Collect all lines from the listing that include the string "positive".

Dataset records
________________________________________

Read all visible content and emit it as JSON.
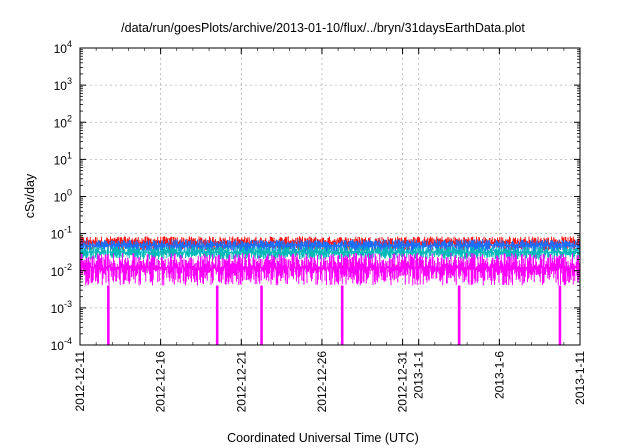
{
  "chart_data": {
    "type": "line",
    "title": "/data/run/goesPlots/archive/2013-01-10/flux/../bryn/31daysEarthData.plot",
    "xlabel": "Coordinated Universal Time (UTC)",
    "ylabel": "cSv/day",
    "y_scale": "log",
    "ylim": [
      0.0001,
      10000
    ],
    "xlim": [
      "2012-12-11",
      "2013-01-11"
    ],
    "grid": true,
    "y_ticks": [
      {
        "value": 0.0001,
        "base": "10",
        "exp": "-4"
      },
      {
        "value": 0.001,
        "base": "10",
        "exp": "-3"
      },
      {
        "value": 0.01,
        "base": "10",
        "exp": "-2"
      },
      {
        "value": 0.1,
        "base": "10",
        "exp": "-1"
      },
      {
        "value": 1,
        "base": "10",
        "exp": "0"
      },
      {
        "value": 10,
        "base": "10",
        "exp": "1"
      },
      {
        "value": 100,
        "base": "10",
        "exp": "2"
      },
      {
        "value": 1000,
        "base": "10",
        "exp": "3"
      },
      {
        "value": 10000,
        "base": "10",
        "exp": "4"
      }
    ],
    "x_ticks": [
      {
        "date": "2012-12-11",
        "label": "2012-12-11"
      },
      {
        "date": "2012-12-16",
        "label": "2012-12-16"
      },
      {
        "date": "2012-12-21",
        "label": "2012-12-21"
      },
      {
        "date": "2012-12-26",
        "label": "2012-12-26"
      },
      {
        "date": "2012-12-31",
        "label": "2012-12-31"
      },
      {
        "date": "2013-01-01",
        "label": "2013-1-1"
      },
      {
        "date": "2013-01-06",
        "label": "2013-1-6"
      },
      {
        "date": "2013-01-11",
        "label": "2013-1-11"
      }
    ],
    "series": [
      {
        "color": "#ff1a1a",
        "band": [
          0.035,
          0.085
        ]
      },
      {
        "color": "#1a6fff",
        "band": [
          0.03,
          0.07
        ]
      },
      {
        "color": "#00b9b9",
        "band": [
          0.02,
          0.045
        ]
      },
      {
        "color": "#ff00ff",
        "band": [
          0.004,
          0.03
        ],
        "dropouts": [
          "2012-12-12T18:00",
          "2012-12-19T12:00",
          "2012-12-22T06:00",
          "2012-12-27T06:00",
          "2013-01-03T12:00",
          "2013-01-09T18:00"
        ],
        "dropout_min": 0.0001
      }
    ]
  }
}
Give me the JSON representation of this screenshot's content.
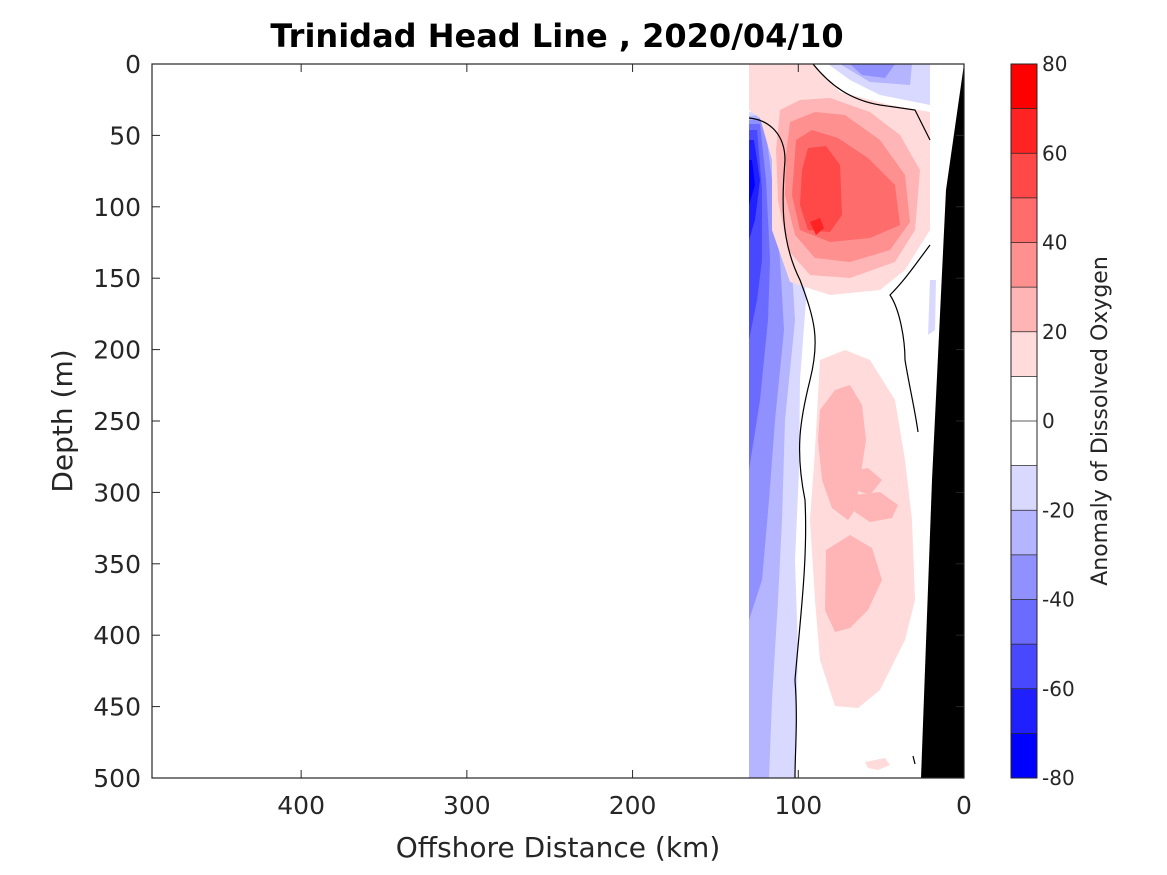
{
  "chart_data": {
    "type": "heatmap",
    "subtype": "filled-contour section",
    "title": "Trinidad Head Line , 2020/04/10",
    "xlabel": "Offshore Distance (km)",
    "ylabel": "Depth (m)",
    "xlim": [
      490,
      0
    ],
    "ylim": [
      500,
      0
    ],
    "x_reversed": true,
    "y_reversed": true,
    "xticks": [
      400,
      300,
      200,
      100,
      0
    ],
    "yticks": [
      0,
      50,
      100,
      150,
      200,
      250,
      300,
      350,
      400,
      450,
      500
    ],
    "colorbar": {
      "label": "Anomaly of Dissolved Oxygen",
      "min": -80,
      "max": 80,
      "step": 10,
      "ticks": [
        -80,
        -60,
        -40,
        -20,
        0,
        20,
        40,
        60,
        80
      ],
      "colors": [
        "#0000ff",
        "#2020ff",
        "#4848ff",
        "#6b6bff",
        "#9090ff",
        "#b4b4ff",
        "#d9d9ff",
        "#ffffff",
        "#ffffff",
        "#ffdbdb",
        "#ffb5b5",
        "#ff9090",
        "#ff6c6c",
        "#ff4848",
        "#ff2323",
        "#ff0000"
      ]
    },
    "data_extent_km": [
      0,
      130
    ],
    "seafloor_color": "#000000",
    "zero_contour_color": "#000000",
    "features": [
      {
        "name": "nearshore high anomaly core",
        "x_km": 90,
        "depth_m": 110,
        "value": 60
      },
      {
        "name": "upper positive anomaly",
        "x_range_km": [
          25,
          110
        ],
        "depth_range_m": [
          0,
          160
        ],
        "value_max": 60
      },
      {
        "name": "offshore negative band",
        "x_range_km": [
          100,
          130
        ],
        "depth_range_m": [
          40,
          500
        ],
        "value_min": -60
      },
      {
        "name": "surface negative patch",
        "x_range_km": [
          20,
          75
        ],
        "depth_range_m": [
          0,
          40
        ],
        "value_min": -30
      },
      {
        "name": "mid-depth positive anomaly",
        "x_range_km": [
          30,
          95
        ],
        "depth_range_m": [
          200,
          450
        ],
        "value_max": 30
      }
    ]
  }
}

________________________________________

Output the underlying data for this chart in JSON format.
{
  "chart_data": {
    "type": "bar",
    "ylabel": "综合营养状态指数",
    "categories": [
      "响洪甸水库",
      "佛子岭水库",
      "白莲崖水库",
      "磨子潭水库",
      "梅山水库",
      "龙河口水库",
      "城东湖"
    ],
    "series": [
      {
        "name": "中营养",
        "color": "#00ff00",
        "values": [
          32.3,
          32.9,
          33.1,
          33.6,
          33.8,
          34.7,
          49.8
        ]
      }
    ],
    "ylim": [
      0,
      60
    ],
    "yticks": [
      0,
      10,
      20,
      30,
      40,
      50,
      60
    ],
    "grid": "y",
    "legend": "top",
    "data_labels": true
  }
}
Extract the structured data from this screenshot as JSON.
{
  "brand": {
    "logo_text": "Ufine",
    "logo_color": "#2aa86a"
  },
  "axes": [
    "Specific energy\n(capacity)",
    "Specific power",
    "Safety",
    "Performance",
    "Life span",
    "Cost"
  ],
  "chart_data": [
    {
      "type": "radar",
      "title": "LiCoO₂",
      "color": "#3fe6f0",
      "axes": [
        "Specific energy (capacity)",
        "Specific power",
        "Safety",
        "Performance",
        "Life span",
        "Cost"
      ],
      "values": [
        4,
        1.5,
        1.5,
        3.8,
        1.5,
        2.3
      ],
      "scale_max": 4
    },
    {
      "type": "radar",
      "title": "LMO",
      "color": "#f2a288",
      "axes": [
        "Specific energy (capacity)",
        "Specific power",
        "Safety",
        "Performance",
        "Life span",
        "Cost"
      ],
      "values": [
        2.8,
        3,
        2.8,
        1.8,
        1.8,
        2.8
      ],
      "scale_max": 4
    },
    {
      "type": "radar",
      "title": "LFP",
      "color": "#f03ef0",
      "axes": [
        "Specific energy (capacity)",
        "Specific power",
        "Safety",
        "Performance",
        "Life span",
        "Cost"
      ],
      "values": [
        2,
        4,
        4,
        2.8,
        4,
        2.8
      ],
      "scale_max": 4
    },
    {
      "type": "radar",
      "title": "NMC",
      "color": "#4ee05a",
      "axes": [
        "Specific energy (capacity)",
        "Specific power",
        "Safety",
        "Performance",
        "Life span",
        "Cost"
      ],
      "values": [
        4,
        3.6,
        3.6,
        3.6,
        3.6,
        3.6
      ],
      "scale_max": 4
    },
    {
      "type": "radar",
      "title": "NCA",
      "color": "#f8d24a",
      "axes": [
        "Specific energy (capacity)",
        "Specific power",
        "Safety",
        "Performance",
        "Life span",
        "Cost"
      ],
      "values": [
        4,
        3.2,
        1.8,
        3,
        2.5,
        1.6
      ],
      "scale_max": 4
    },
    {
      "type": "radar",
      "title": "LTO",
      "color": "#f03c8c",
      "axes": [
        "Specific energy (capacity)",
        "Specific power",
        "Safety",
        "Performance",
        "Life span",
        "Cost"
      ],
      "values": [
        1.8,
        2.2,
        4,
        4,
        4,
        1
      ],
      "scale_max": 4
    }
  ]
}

________________________________________

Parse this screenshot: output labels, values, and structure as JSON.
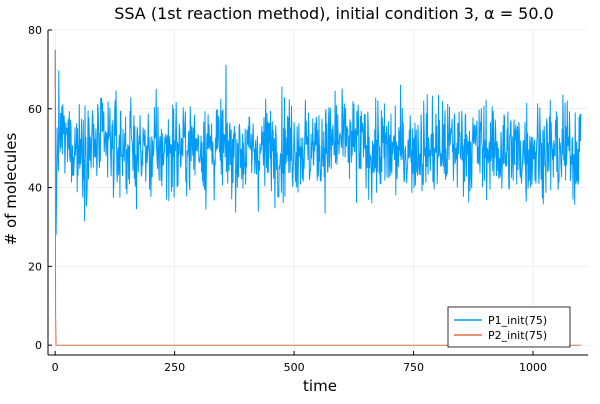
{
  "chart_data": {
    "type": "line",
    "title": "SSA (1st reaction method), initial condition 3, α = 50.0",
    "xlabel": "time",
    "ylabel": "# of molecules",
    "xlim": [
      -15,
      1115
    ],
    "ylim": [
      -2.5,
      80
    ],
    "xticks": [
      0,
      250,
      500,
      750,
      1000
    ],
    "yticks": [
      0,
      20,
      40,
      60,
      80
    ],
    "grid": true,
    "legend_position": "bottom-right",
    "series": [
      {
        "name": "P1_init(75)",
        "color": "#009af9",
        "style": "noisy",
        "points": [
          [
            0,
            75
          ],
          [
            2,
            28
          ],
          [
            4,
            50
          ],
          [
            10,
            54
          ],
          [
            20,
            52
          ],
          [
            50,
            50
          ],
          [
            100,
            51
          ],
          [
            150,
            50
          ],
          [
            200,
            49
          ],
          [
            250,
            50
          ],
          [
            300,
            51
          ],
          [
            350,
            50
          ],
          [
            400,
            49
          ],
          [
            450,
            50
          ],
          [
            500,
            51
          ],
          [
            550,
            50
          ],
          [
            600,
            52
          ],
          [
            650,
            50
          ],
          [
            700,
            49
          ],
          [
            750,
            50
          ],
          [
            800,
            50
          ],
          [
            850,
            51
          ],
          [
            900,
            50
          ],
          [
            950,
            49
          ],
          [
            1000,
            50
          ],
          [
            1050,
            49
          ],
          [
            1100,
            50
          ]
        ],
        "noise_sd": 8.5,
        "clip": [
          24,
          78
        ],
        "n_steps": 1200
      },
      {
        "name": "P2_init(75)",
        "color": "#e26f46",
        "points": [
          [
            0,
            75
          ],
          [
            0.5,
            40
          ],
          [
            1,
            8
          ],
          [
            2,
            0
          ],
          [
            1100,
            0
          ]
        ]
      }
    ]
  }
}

________________________________________

▶ _Written solution_:
        "name": "upper positive anomaly",
        "name": "mid-depth positive anomaly",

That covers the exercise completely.